▶ **READING TEXT**
........
So we made a plan! We would be first on the ferry and get a good seat in the bar in the warm where we could have a drink and a meal and enjoy the crossing home and we returned to the car and made sure we got a first place on the boat. After half an hour or so we started to drive on to the ferry and because there was a very strong wind blowing this was by no means an easy passage.
Even in the protection of the harbour the ferry was swaying dramatically from side to side and the staff had to be very careful about getting vehicles on board. One driver in front lost his exhaust as the boat pitched at the wrong moment and metal ramp reared up and attacked the underside of the car. Richard got us onboard safely and the green Escort was directed to a perfect place where we would be sure to drive of first in Newhaven.
........
▶ **DATA RECORDS**

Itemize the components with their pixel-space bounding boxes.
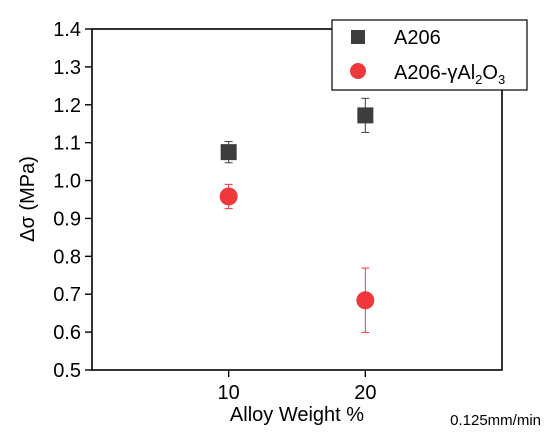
legend-label-a206-al2o3: A206-γAl2O3 — [394, 62, 505, 87]
legend-marker-a206 — [351, 30, 365, 44]
data-point-a206-al2o3 — [219, 187, 238, 206]
data-point-a206-al2o3 — [356, 291, 375, 310]
y-tick-label: 0.5 — [53, 360, 81, 382]
legend: A206 A206-γAl2O3 — [331, 19, 528, 91]
plot-frame — [91, 28, 503, 371]
y-tick-label: 0.7 — [53, 284, 81, 306]
y-tick-label: 1.3 — [53, 57, 81, 79]
y-tick-label: 1.4 — [53, 19, 81, 41]
x-axis-ticks: 10 20 — [218, 370, 376, 404]
y-tick-label: 0.6 — [53, 322, 81, 344]
y-tick-label: 1.1 — [53, 133, 81, 155]
legend-label-a206: A206 — [394, 27, 441, 49]
y-tick-label: 0.9 — [53, 208, 81, 230]
x-tick-label: 10 — [218, 382, 240, 404]
y-tick-label: 0.8 — [53, 246, 81, 268]
x-tick-label: 20 — [354, 382, 376, 404]
error-bars — [224, 97, 370, 333]
y-tick-label: 1.2 — [53, 95, 81, 117]
legend-marker-a206-al2o3 — [350, 63, 366, 79]
data-point-a206 — [357, 107, 374, 124]
rate-note: 0.125mm/min — [450, 412, 541, 429]
data-markers — [219, 107, 375, 310]
y-axis-title: Δσ (MPa) — [17, 156, 39, 242]
y-axis-ticks: 0.5 0.6 0.7 0.8 0.9 1.0 1.1 1.2 1.3 1.4 — [53, 19, 92, 382]
y-tick-label: 1.0 — [53, 171, 81, 193]
data-point-a206 — [220, 144, 237, 161]
x-axis-title: Alloy Weight % — [230, 404, 364, 426]
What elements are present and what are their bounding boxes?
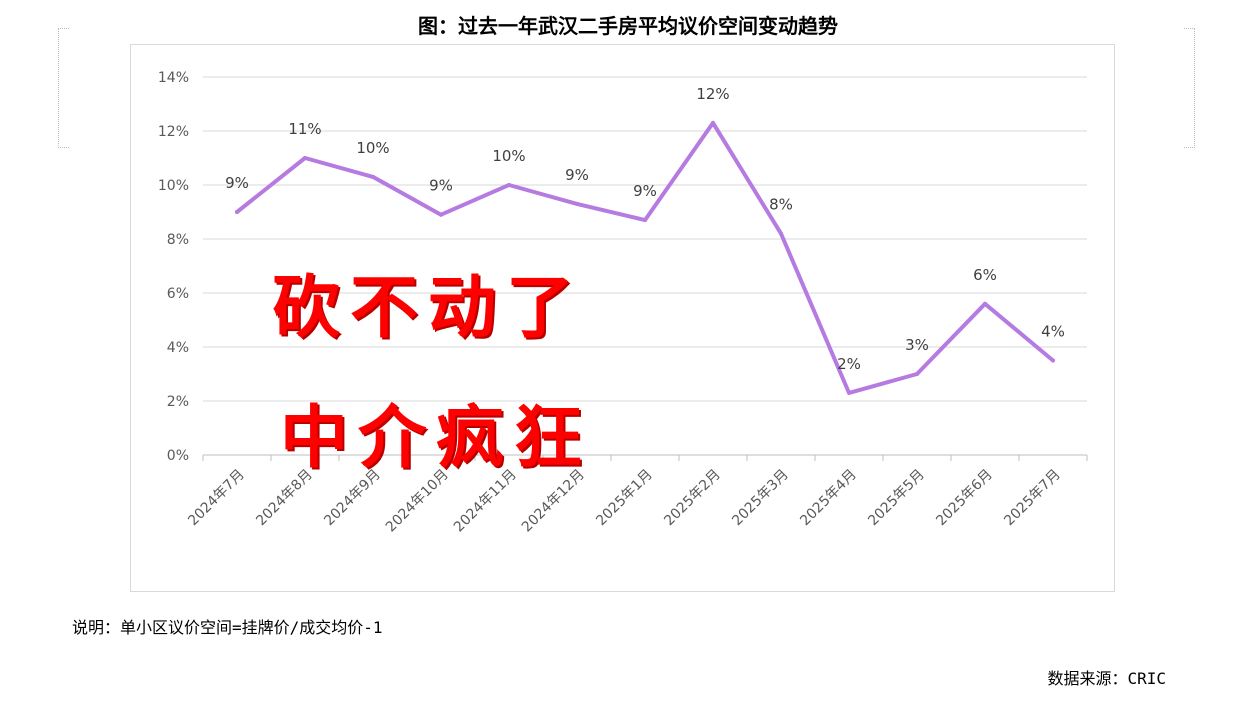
data-point [847, 390, 851, 395]
data-point [235, 210, 239, 214]
x-axis [202, 454, 1088, 461]
x-tick-label: 2025年6月 [933, 467, 996, 530]
data-label: 9% [633, 182, 657, 200]
y-tick-label: 10% [158, 178, 189, 194]
data-point [983, 301, 987, 306]
data-point [779, 231, 783, 236]
data-label: 10% [356, 139, 389, 157]
x-tick-label: 2025年7月 [1001, 467, 1064, 530]
data-label: 9% [225, 174, 249, 192]
data-point [643, 218, 647, 223]
data-label: 12% [696, 85, 729, 103]
grid-lines [203, 76, 1087, 402]
data-point [371, 174, 375, 179]
data-label: 8% [769, 196, 793, 214]
y-tick-label: 2% [167, 394, 189, 410]
y-tick-label: 0% [167, 448, 189, 464]
data-label: 9% [429, 177, 453, 195]
x-tick-label: 2025年1月 [593, 467, 656, 530]
corner-marker-right [1184, 28, 1195, 148]
data-label: 3% [905, 336, 929, 354]
data-point [439, 212, 443, 217]
data-point [303, 156, 307, 160]
x-tick-label: 2025年3月 [729, 467, 792, 530]
x-tick-label: 2025年2月 [661, 467, 724, 530]
y-tick-label: 12% [158, 124, 189, 140]
x-tick-label: 2025年4月 [797, 467, 860, 530]
y-tick-label: 8% [167, 232, 189, 248]
overlay-caption-1: 砍不动了 [272, 269, 585, 348]
x-tick-label: 2025年5月 [865, 467, 928, 530]
x-tick-label: 2024年7月 [185, 467, 248, 530]
data-point [711, 120, 715, 125]
data-label: 11% [288, 120, 321, 138]
data-point [915, 372, 919, 376]
data-point [575, 201, 579, 206]
overlay-caption-2: 中介疯狂 [280, 399, 593, 478]
data-labels: 9% 11% 10% 9% 10% 9% 9% 12% 8% 2% 3% 6% 4% [225, 85, 1065, 373]
y-tick-label: 6% [167, 286, 189, 302]
data-label: 4% [1041, 323, 1065, 341]
footnote: 说明：单小区议价空间=挂牌价/成交均价-1 [72, 618, 383, 637]
data-label: 9% [565, 166, 589, 184]
data-label: 2% [837, 355, 861, 373]
y-axis-tick-labels: 0% 2% 4% 6% 8% 10% 12% 14% [158, 70, 189, 464]
y-tick-label: 4% [167, 340, 189, 356]
chart-title: 图：过去一年武汉二手房平均议价空间变动趋势 [418, 14, 838, 38]
y-tick-label: 14% [158, 70, 189, 86]
corner-marker-left [58, 28, 69, 148]
data-label: 6% [973, 266, 997, 284]
data-source: 数据来源：CRIC [1047, 669, 1166, 688]
chart-frame [130, 44, 1115, 592]
data-point [1051, 358, 1055, 363]
data-point [507, 183, 511, 187]
series-line [235, 120, 1055, 395]
data-label: 10% [492, 147, 525, 165]
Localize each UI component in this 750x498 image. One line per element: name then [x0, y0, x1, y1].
........
In the ferry crossing text, rewrite the part that opens with the words "Even in the" and closes with "first in Newhaven.", swapping "harbour" for "port".

▶ **EXERCISE SOLUTION**
Even in the protection of the port the ferry was swaying dramatically from side to side and the staff had to be very careful about getting vehicles on board. One driver in front lost his exhaust as the boat pitched at the wrong moment and metal ramp reared up and attacked the underside of the car. Richard got us onboard safely and the green Escort was directed to a perfect place where we would be sure to drive of first in Newhaven.